» LISTING:
►
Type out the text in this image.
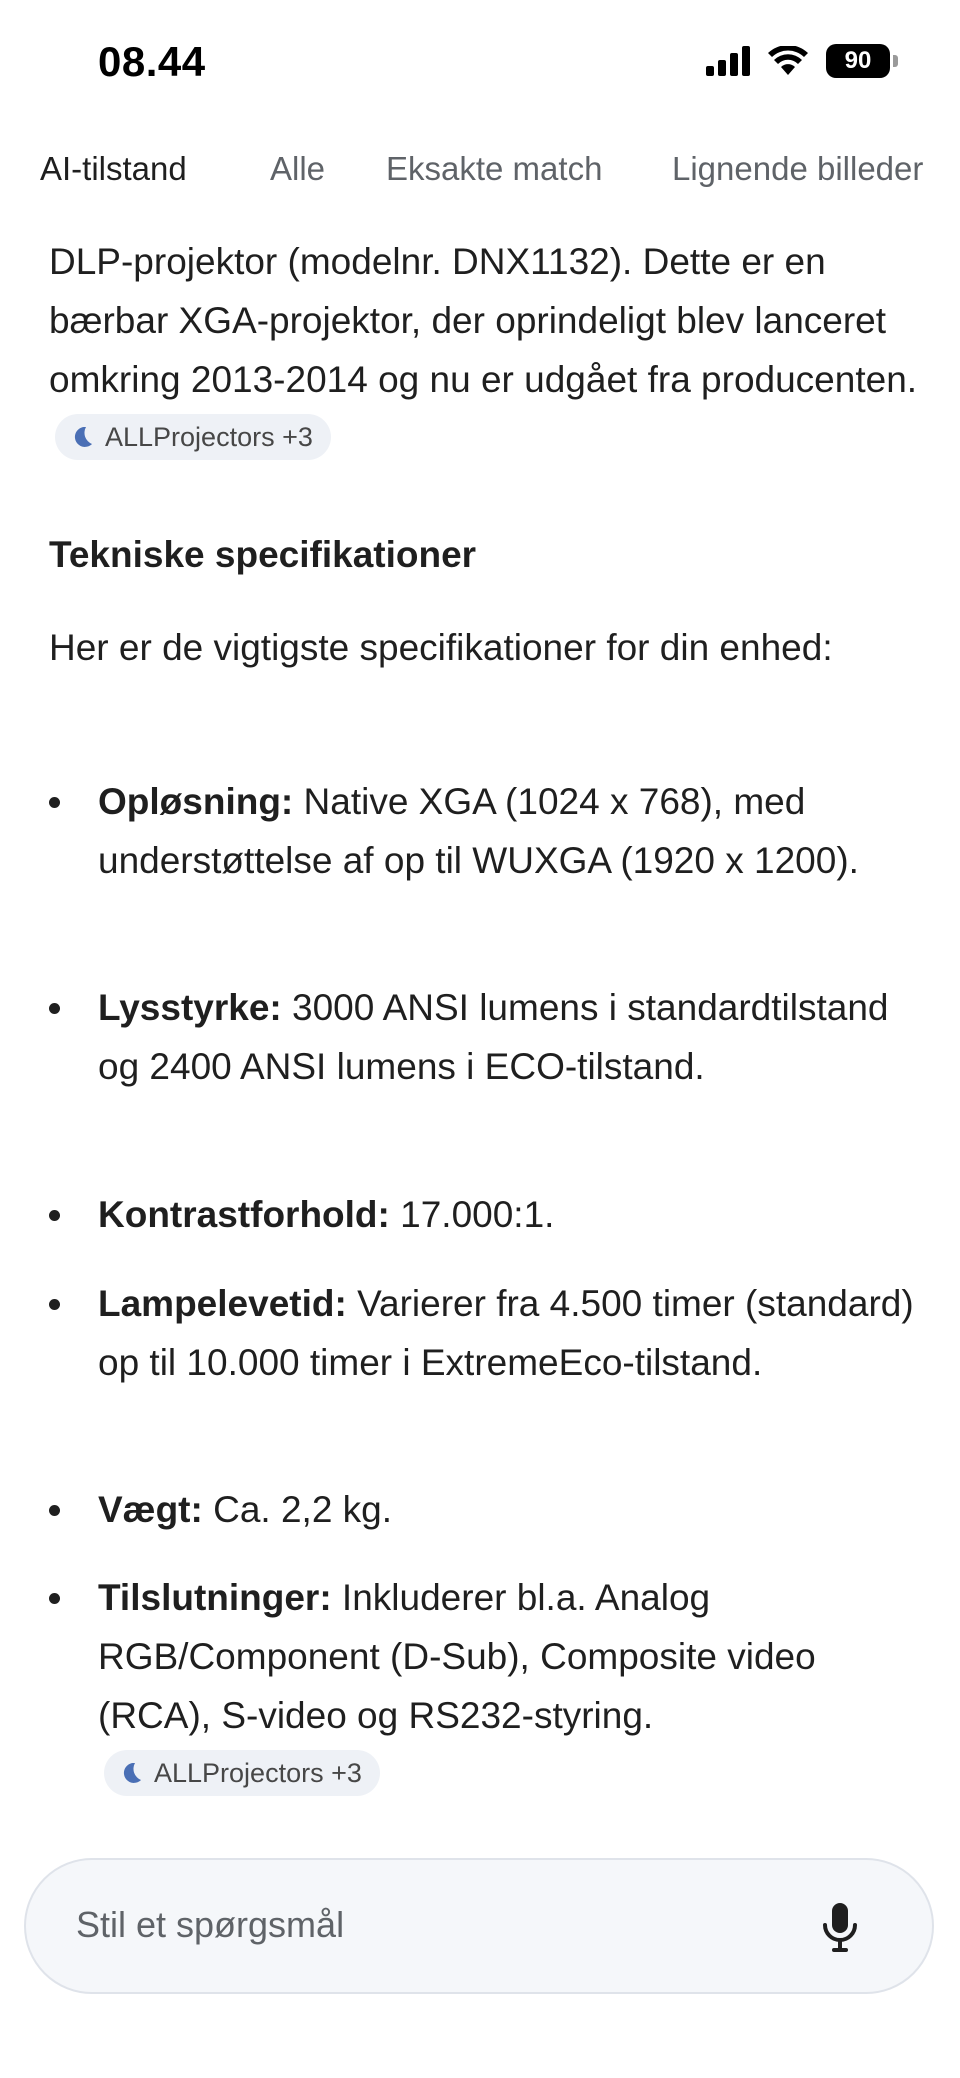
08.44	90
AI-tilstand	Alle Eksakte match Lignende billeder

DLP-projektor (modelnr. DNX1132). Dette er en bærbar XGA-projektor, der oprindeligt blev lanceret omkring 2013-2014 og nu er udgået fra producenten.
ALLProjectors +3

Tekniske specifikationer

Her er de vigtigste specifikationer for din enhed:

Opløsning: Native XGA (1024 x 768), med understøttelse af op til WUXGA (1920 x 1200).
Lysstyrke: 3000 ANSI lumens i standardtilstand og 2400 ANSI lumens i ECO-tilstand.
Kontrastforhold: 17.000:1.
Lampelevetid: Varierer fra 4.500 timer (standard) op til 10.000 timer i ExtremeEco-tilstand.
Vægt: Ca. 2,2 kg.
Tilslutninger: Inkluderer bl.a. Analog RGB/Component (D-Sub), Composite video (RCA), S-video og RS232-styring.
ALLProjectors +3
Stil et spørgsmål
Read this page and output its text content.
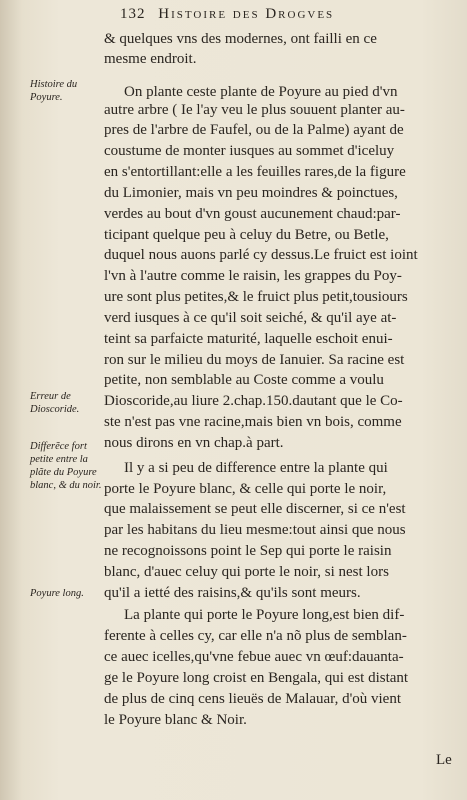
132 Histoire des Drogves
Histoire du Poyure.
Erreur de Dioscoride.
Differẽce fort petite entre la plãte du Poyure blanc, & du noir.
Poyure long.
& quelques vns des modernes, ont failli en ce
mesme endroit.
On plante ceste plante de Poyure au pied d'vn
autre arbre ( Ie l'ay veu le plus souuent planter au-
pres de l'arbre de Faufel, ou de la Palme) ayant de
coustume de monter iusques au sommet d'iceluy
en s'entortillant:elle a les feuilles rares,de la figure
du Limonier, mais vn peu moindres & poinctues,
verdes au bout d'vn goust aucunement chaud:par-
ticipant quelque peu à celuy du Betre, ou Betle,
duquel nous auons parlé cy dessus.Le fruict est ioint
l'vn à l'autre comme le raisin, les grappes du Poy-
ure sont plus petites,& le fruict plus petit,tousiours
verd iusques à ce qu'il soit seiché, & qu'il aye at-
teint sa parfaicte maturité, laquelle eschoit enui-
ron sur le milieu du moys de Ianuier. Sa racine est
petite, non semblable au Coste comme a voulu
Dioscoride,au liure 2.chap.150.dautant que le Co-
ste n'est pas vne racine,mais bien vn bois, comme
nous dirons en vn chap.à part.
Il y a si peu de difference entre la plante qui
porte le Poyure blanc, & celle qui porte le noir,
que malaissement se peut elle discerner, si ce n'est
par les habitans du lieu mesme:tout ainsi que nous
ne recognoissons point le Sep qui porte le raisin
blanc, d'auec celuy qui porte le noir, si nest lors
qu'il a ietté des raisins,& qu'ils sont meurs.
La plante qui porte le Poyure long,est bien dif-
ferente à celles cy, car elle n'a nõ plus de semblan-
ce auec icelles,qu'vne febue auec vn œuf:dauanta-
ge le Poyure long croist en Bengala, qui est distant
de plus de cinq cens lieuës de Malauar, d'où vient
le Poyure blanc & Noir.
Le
◄
» AIM OF THE TASK:
Repeat the material above word for word and skip every image in it.

» TASK RESULT:
Type out the text in this image.
08.44	90
AI-tilstand	Alle Eksakte match Lignende billeder

DLP-projektor (modelnr. DNX1132). Dette er en bærbar XGA-projektor, der oprindeligt blev lanceret omkring 2013-2014 og nu er udgået fra producenten.
ALLProjectors +3

Tekniske specifikationer

Her er de vigtigste specifikationer for din enhed:

Opløsning: Native XGA (1024 x 768), med understøttelse af op til WUXGA (1920 x 1200).
Lysstyrke: 3000 ANSI lumens i standardtilstand og 2400 ANSI lumens i ECO-tilstand.
Kontrastforhold: 17.000:1.
Lampelevetid: Varierer fra 4.500 timer (standard) op til 10.000 timer i ExtremeEco-tilstand.
Vægt: Ca. 2,2 kg.
Tilslutninger: Inkluderer bl.a. Analog RGB/Component (D-Sub), Composite video (RCA), S-video og RS232-styring.
ALLProjectors +3
Stil et spørgsmål
Read this page and output its text content.
132 Histoire des Drogves
Histoire du Poyure.
Erreur de Dioscoride.
Differẽce fort petite entre la plãte du Poyure blanc, & du noir.
Poyure long.
& quelques vns des modernes, ont failli en ce
mesme endroit.
On plante ceste plante de Poyure au pied d'vn
autre arbre ( Ie l'ay veu le plus souuent planter au-
pres de l'arbre de Faufel, ou de la Palme) ayant de
coustume de monter iusques au sommet d'iceluy
en s'entortillant:elle a les feuilles rares,de la figure
du Limonier, mais vn peu moindres & poinctues,
verdes au bout d'vn goust aucunement chaud:par-
ticipant quelque peu à celuy du Betre, ou Betle,
duquel nous auons parlé cy dessus.Le fruict est ioint
l'vn à l'autre comme le raisin, les grappes du Poy-
ure sont plus petites,& le fruict plus petit,tousiours
verd iusques à ce qu'il soit seiché, & qu'il aye at-
teint sa parfaicte maturité, laquelle eschoit enui-
ron sur le milieu du moys de Ianuier. Sa racine est
petite, non semblable au Coste comme a voulu
Dioscoride,au liure 2.chap.150.dautant que le Co-
ste n'est pas vne racine,mais bien vn bois, comme
nous dirons en vn chap.à part.
Il y a si peu de difference entre la plante qui
porte le Poyure blanc, & celle qui porte le noir,
que malaissement se peut elle discerner, si ce n'est
par les habitans du lieu mesme:tout ainsi que nous
ne recognoissons point le Sep qui porte le raisin
blanc, d'auec celuy qui porte le noir, si nest lors
qu'il a ietté des raisins,& qu'ils sont meurs.
La plante qui porte le Poyure long,est bien dif-
ferente à celles cy, car elle n'a nõ plus de semblan-
ce auec icelles,qu'vne febue auec vn œuf:dauanta-
ge le Poyure long croist en Bengala, qui est distant
de plus de cinq cens lieuës de Malauar, d'où vient
le Poyure blanc & Noir.
Le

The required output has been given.